━━ GIVEN DATA

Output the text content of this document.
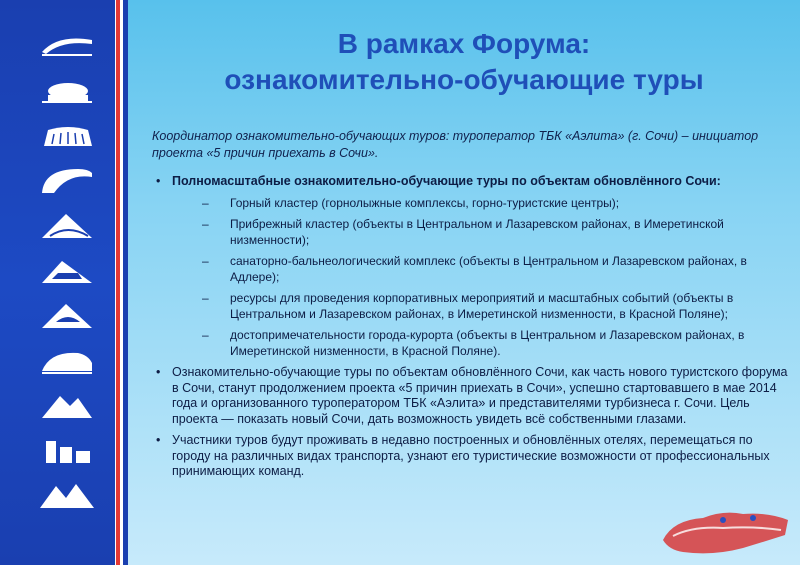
В рамках Форума:
ознакомительно-обучающие туры
Координатор ознакомительно-обучающих туров: туроператор ТБК «Аэлита» (г. Сочи) – инициатор проекта «5 причин приехать в Сочи».
• Полномасштабные ознакомительно-обучающие туры по объектам обновлённого Сочи:
– Горный кластер (горнолыжные комплексы, горно-туристские центры);
– Прибрежный кластер (объекты в Центральном и Лазаревском районах, в Имеретинской низменности);
– санаторно-бальнеологический комплекс (объекты в Центральном и Лазаревском районах, в Адлере);
– ресурсы для проведения корпоративных мероприятий и масштабных событий (объекты в Центральном и Лазаревском районах, в Имеретинской низменности, в Красной Поляне);
– достопримечательности города-курорта (объекты в Центральном и Лазаревском районах, в Имеретинской низменности, в Красной Поляне).
• Ознакомительно-обучающие туры по объектам обновлённого Сочи, как часть нового туристского форума в Сочи, станут продолжением проекта «5 причин приехать в Сочи», успешно стартовавшего в мае 2014 года и организованного туроператором ТБК «Аэлита» и представителями турбизнеса г. Сочи. Цель проекта — показать новый Сочи, дать возможность увидеть всё собственными глазами.
• Участники туров будут проживать в недавно построенных и обновлённых отелях, перемещаться по городу на различных видах транспорта, узнают его туристические возможности от профессиональных принимающих команд.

━━━━

_AIM OF THE TASK_
Without the pictures, restate each entry exactly.

_RESPONSE_
Output the text content of this document.
В рамках Форума:
ознакомительно-обучающие туры
Координатор ознакомительно-обучающих туров: туроператор ТБК «Аэлита» (г. Сочи) – инициатор проекта «5 причин приехать в Сочи».
• Полномасштабные ознакомительно-обучающие туры по объектам обновлённого Сочи:
– Горный кластер (горнолыжные комплексы, горно-туристские центры);
– Прибрежный кластер (объекты в Центральном и Лазаревском районах, в Имеретинской низменности);
– санаторно-бальнеологический комплекс (объекты в Центральном и Лазаревском районах, в Адлере);
– ресурсы для проведения корпоративных мероприятий и масштабных событий (объекты в Центральном и Лазаревском районах, в Имеретинской низменности, в Красной Поляне);
– достопримечательности города-курорта (объекты в Центральном и Лазаревском районах, в Имеретинской низменности, в Красной Поляне).
• Ознакомительно-обучающие туры по объектам обновлённого Сочи, как часть нового туристского форума в Сочи, станут продолжением проекта «5 причин приехать в Сочи», успешно стартовавшего в мае 2014 года и организованного туроператором ТБК «Аэлита» и представителями турбизнеса г. Сочи. Цель проекта — показать новый Сочи, дать возможность увидеть всё собственными глазами.
• Участники туров будут проживать в недавно построенных и обновлённых отелях, перемещаться по городу на различных видах транспорта, узнают его туристические возможности от профессиональных принимающих команд.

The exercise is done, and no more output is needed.